What this task involves: Transcribe every entry word for word. Skip the pictures.

______

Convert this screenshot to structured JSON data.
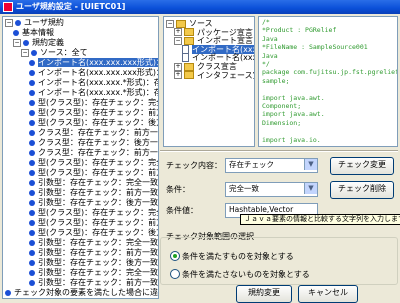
{
  "window": {
    "title": "ユーザ規約設定 - [UIETC01]",
    "icon": "app-icon"
  },
  "left_tree": {
    "items": [
      {
        "label": "ユーザ規約",
        "expander": "−",
        "icon": "blue-icon"
      },
      {
        "label": "基本情報",
        "expander": "",
        "icon": "blue-icon"
      },
      {
        "label": "規約定義",
        "expander": "−",
        "icon": "blue-icon"
      },
      {
        "label": "ソース：全て",
        "expander": "−",
        "icon": "blue-icon"
      },
      {
        "label": "インポート名(xxx.xxx.xxx形式)：存在",
        "expander": "",
        "icon": "blue-icon",
        "selected": true
      },
      {
        "label": "インポート名(xxx.xxx.xxx形式)：存在",
        "expander": "",
        "icon": "blue-icon"
      },
      {
        "label": "インポート名(xxx.xxx.*形式)：存在",
        "expander": "",
        "icon": "blue-icon"
      },
      {
        "label": "インポート名(xxx.xxx.*形式)：存在",
        "expander": "",
        "icon": "blue-icon"
      },
      {
        "label": "型(クラス型)：存在チェック：完全一",
        "expander": "",
        "icon": "blue-icon"
      },
      {
        "label": "型(クラス型)：存在チェック：前方一",
        "expander": "",
        "icon": "blue-icon"
      },
      {
        "label": "型(クラス型)：存在チェック：後方一",
        "expander": "",
        "icon": "blue-icon"
      },
      {
        "label": "クラス型：存在チェック：前方一致",
        "expander": "",
        "icon": "blue-icon"
      },
      {
        "label": "クラス型：存在チェック：後方一致",
        "expander": "",
        "icon": "blue-icon"
      },
      {
        "label": "クラス型：存在チェック：前方一致",
        "expander": "",
        "icon": "blue-icon"
      },
      {
        "label": "型(クラス型)：存在チェック：完全一",
        "expander": "",
        "icon": "blue-icon"
      },
      {
        "label": "型(クラス型)：存在チェック：前方一",
        "expander": "",
        "icon": "blue-icon"
      },
      {
        "label": "引数型：存在チェック：完全一致",
        "expander": "",
        "icon": "blue-icon"
      },
      {
        "label": "引数型：存在チェック：前方一致",
        "expander": "",
        "icon": "blue-icon"
      },
      {
        "label": "引数型：存在チェック：後方一致",
        "expander": "",
        "icon": "blue-icon"
      },
      {
        "label": "型(クラス型)：存在チェック：完全一",
        "expander": "",
        "icon": "blue-icon"
      },
      {
        "label": "型(クラス型)：存在チェック：前方一",
        "expander": "",
        "icon": "blue-icon"
      },
      {
        "label": "型(クラス型)：存在チェック：後方一",
        "expander": "",
        "icon": "blue-icon"
      },
      {
        "label": "引数型：存在チェック：完全一致",
        "expander": "",
        "icon": "blue-icon"
      },
      {
        "label": "引数型：存在チェック：前方一致",
        "expander": "",
        "icon": "blue-icon"
      },
      {
        "label": "引数型：存在チェック：後方一致",
        "expander": "",
        "icon": "blue-icon"
      },
      {
        "label": "引数型：存在チェック：完全一致",
        "expander": "",
        "icon": "blue-icon"
      },
      {
        "label": "引数型：存在チェック：前方一致",
        "expander": "",
        "icon": "blue-icon"
      },
      {
        "label": "チェック対象の要素を満たした場合に違反",
        "expander": "",
        "icon": "blue-icon"
      }
    ]
  },
  "source_tree": {
    "items": [
      {
        "label": "ソース",
        "expander": "−",
        "icon": "folder-icon"
      },
      {
        "label": "パッケージ宣言",
        "expander": "+",
        "icon": "folder-icon"
      },
      {
        "label": "インポート宣言",
        "expander": "−",
        "icon": "folder-icon"
      },
      {
        "label": "インポート名(xxx.xxx.xxx形",
        "expander": "",
        "icon": "doc-icon",
        "selected": true
      },
      {
        "label": "インポート名(xxx.xxx.*形",
        "expander": "",
        "icon": "doc-icon"
      },
      {
        "label": "クラス宣言",
        "expander": "+",
        "icon": "folder-icon"
      },
      {
        "label": "インタフェース宣言",
        "expander": "+",
        "icon": "folder-icon"
      }
    ]
  },
  "code": {
    "lines": [
      {
        "text": "/*",
        "kind": "com"
      },
      {
        "text": " *Product : PGRelief",
        "kind": "com"
      },
      {
        "text": " Java",
        "kind": "com"
      },
      {
        "text": " *FileName : SampleSource001",
        "kind": "com"
      },
      {
        "text": " Java",
        "kind": "com"
      },
      {
        "text": " */",
        "kind": "com"
      },
      {
        "text": "package com.fujitsu.jp.fst.pgrelief.java.",
        "kind": "com"
      },
      {
        "text": "sample;",
        "kind": "com"
      },
      {
        "text": "",
        "kind": "com"
      },
      {
        "text": "import java.awt.",
        "kind": "com"
      },
      {
        "text": "Component;",
        "kind": "com"
      },
      {
        "text": "import java.awt.",
        "kind": "com"
      },
      {
        "text": "Dimension;",
        "kind": "com"
      },
      {
        "text": "",
        "kind": "com"
      },
      {
        "text": "import java.io.",
        "kind": "com"
      }
    ]
  },
  "form": {
    "check_content_label": "チェック内容：",
    "check_content_value": "存在チェック",
    "check_change_button": "チェック変更",
    "condition_label": "条件：",
    "condition_value": "完全一致",
    "check_delete_button": "チェック削除",
    "condition_value_label": "条件値：",
    "condition_value_input": "Hashtable,Vector",
    "tooltip": "Ｊａｖａ要素の情報と比較する文字列を入力します",
    "scope_group_label": "チェック対象範囲の選択",
    "radio_satisfy": "条件を満たすものを対象とする",
    "radio_not_satisfy": "条件を満たさないものを対象とする",
    "rule_change_button": "規約変更",
    "cancel_button": "キャンセル"
  }
}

______

Final result:
Convert this screenshot to structured JSON data.
{
  "window": {
    "title": "ユーザ規約設定 - [UIETC01]",
    "icon": "app-icon"
  },
  "left_tree": {
    "items": [
      {
        "label": "ユーザ規約",
        "expander": "−",
        "icon": "blue-icon"
      },
      {
        "label": "基本情報",
        "expander": "",
        "icon": "blue-icon"
      },
      {
        "label": "規約定義",
        "expander": "−",
        "icon": "blue-icon"
      },
      {
        "label": "ソース：全て",
        "expander": "−",
        "icon": "blue-icon"
      },
      {
        "label": "インポート名(xxx.xxx.xxx形式)：存在",
        "expander": "",
        "icon": "blue-icon",
        "selected": true
      },
      {
        "label": "インポート名(xxx.xxx.xxx形式)：存在",
        "expander": "",
        "icon": "blue-icon"
      },
      {
        "label": "インポート名(xxx.xxx.*形式)：存在",
        "expander": "",
        "icon": "blue-icon"
      },
      {
        "label": "インポート名(xxx.xxx.*形式)：存在",
        "expander": "",
        "icon": "blue-icon"
      },
      {
        "label": "型(クラス型)：存在チェック：完全一",
        "expander": "",
        "icon": "blue-icon"
      },
      {
        "label": "型(クラス型)：存在チェック：前方一",
        "expander": "",
        "icon": "blue-icon"
      },
      {
        "label": "型(クラス型)：存在チェック：後方一",
        "expander": "",
        "icon": "blue-icon"
      },
      {
        "label": "クラス型：存在チェック：前方一致",
        "expander": "",
        "icon": "blue-icon"
      },
      {
        "label": "クラス型：存在チェック：後方一致",
        "expander": "",
        "icon": "blue-icon"
      },
      {
        "label": "クラス型：存在チェック：前方一致",
        "expander": "",
        "icon": "blue-icon"
      },
      {
        "label": "型(クラス型)：存在チェック：完全一",
        "expander": "",
        "icon": "blue-icon"
      },
      {
        "label": "型(クラス型)：存在チェック：前方一",
        "expander": "",
        "icon": "blue-icon"
      },
      {
        "label": "引数型：存在チェック：完全一致",
        "expander": "",
        "icon": "blue-icon"
      },
      {
        "label": "引数型：存在チェック：前方一致",
        "expander": "",
        "icon": "blue-icon"
      },
      {
        "label": "引数型：存在チェック：後方一致",
        "expander": "",
        "icon": "blue-icon"
      },
      {
        "label": "型(クラス型)：存在チェック：完全一",
        "expander": "",
        "icon": "blue-icon"
      },
      {
        "label": "型(クラス型)：存在チェック：前方一",
        "expander": "",
        "icon": "blue-icon"
      },
      {
        "label": "型(クラス型)：存在チェック：後方一",
        "expander": "",
        "icon": "blue-icon"
      },
      {
        "label": "引数型：存在チェック：完全一致",
        "expander": "",
        "icon": "blue-icon"
      },
      {
        "label": "引数型：存在チェック：前方一致",
        "expander": "",
        "icon": "blue-icon"
      },
      {
        "label": "引数型：存在チェック：後方一致",
        "expander": "",
        "icon": "blue-icon"
      },
      {
        "label": "引数型：存在チェック：完全一致",
        "expander": "",
        "icon": "blue-icon"
      },
      {
        "label": "引数型：存在チェック：前方一致",
        "expander": "",
        "icon": "blue-icon"
      },
      {
        "label": "チェック対象の要素を満たした場合に違反",
        "expander": "",
        "icon": "blue-icon"
      }
    ]
  },
  "source_tree": {
    "items": [
      {
        "label": "ソース",
        "expander": "−",
        "icon": "folder-icon"
      },
      {
        "label": "パッケージ宣言",
        "expander": "+",
        "icon": "folder-icon"
      },
      {
        "label": "インポート宣言",
        "expander": "−",
        "icon": "folder-icon"
      },
      {
        "label": "インポート名(xxx.xxx.xxx形",
        "expander": "",
        "icon": "doc-icon",
        "selected": true
      },
      {
        "label": "インポート名(xxx.xxx.*形",
        "expander": "",
        "icon": "doc-icon"
      },
      {
        "label": "クラス宣言",
        "expander": "+",
        "icon": "folder-icon"
      },
      {
        "label": "インタフェース宣言",
        "expander": "+",
        "icon": "folder-icon"
      }
    ]
  },
  "code": {
    "lines": [
      {
        "text": "/*",
        "kind": "com"
      },
      {
        "text": " *Product : PGRelief",
        "kind": "com"
      },
      {
        "text": " Java",
        "kind": "com"
      },
      {
        "text": " *FileName : SampleSource001",
        "kind": "com"
      },
      {
        "text": " Java",
        "kind": "com"
      },
      {
        "text": " */",
        "kind": "com"
      },
      {
        "text": "package com.fujitsu.jp.fst.pgrelief.java.",
        "kind": "com"
      },
      {
        "text": "sample;",
        "kind": "com"
      },
      {
        "text": "",
        "kind": "com"
      },
      {
        "text": "import java.awt.",
        "kind": "com"
      },
      {
        "text": "Component;",
        "kind": "com"
      },
      {
        "text": "import java.awt.",
        "kind": "com"
      },
      {
        "text": "Dimension;",
        "kind": "com"
      },
      {
        "text": "",
        "kind": "com"
      },
      {
        "text": "import java.io.",
        "kind": "com"
      }
    ]
  },
  "form": {
    "check_content_label": "チェック内容：",
    "check_content_value": "存在チェック",
    "check_change_button": "チェック変更",
    "condition_label": "条件：",
    "condition_value": "完全一致",
    "check_delete_button": "チェック削除",
    "condition_value_label": "条件値：",
    "condition_value_input": "Hashtable,Vector",
    "tooltip": "Ｊａｖａ要素の情報と比較する文字列を入力します",
    "scope_group_label": "チェック対象範囲の選択",
    "radio_satisfy": "条件を満たすものを対象とする",
    "radio_not_satisfy": "条件を満たさないものを対象とする",
    "rule_change_button": "規約変更",
    "cancel_button": "キャンセル"
  }
}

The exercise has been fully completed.